* **Try it**
Scan the entries for the word "stomatitis". Every line that has it should be copied.

Collected data
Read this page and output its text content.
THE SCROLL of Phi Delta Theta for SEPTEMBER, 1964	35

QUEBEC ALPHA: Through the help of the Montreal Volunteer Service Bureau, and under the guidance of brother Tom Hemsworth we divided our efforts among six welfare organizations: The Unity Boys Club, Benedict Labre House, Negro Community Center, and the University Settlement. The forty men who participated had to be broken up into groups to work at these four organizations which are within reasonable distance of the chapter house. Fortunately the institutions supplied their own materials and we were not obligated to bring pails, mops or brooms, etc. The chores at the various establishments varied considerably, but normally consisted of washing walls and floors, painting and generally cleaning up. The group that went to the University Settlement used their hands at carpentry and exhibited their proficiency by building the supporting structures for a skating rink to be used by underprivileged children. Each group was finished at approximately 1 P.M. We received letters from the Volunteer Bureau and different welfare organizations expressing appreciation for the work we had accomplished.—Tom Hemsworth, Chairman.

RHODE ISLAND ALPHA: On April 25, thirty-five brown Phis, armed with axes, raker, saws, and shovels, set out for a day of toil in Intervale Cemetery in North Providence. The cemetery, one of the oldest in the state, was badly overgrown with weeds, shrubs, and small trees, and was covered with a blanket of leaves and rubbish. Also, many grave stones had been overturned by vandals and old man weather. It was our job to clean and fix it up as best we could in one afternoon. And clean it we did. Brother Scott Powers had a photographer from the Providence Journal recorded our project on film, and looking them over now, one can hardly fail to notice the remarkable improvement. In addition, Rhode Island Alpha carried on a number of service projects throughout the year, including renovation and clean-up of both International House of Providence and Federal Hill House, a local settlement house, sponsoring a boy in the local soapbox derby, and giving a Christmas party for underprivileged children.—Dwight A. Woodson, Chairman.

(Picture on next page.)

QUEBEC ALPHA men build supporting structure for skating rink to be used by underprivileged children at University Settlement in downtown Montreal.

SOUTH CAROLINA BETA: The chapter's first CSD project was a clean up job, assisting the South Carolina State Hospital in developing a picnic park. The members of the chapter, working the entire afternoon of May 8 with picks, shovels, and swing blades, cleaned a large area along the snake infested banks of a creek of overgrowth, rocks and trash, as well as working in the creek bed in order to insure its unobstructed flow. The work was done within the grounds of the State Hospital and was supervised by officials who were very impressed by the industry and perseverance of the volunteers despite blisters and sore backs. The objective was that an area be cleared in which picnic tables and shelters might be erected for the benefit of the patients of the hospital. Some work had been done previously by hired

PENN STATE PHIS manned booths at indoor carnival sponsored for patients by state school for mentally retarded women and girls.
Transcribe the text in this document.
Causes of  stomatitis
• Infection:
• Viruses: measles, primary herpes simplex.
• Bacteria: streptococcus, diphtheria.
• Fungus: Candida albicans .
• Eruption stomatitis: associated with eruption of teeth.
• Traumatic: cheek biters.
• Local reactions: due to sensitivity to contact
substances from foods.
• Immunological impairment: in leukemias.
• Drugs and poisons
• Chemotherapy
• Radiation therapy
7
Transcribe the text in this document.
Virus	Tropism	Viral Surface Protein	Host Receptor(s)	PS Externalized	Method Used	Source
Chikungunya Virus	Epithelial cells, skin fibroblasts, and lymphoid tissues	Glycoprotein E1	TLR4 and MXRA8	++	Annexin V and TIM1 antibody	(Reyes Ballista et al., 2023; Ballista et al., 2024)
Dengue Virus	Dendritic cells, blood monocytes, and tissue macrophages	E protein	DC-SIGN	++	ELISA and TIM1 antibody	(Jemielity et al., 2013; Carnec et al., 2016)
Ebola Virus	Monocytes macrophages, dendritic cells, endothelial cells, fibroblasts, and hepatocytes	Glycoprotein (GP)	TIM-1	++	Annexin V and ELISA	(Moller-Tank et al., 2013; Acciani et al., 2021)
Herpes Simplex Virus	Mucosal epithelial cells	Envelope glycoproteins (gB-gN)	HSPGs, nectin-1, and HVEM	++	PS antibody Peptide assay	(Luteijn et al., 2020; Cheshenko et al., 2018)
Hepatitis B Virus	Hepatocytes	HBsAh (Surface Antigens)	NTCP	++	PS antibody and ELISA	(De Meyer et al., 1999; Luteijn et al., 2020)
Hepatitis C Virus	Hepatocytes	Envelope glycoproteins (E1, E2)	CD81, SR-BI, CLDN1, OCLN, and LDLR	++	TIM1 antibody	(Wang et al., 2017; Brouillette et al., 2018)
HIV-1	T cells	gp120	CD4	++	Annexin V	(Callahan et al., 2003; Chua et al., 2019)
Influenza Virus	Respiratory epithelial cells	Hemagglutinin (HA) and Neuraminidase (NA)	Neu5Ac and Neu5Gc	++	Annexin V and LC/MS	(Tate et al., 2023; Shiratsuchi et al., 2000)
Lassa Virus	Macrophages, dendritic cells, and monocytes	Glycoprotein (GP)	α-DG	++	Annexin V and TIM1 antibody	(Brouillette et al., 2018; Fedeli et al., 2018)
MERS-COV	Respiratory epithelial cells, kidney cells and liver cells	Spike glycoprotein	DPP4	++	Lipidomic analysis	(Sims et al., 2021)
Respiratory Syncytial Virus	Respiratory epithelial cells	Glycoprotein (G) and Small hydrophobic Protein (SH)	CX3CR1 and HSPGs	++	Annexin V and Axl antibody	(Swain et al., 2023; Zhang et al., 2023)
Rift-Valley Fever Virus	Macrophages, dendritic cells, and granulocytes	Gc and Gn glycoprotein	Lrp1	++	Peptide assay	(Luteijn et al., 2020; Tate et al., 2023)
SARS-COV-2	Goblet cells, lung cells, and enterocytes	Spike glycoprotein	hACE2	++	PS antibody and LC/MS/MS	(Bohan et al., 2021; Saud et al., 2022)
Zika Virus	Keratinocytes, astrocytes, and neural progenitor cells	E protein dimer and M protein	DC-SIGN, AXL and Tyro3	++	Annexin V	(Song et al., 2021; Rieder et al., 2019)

* **Solved exercise**
Causes of  stomatitis
• Eruption stomatitis: associated with eruption of teeth.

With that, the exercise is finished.